## Work instructions
In the material below, the lines containing the word "Conteúdo" are required; copy each of them.

## Stored data
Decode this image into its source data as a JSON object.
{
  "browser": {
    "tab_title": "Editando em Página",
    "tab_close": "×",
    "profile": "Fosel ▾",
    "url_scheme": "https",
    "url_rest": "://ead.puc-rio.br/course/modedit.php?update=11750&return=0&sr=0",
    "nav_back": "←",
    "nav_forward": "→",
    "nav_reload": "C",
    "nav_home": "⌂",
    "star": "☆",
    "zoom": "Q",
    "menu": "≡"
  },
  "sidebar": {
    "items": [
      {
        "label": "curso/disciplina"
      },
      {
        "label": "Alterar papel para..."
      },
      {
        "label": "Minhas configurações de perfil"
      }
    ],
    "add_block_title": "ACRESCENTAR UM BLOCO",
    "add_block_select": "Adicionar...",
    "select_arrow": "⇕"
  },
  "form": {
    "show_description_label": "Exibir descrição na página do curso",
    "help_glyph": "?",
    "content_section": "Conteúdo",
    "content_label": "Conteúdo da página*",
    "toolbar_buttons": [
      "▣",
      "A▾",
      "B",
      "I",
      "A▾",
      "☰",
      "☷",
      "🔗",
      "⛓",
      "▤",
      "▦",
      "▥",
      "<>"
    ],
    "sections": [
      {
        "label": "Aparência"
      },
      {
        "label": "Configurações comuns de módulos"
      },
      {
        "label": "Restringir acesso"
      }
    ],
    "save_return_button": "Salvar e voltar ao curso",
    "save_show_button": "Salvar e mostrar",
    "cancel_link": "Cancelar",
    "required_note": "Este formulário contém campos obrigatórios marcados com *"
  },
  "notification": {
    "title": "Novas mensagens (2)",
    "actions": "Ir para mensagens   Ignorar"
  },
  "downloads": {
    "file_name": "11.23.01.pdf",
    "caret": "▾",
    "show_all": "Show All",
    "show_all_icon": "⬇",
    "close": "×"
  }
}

## Result
    "content_section": "Conteúdo",
    "content_label": "Conteúdo da página*",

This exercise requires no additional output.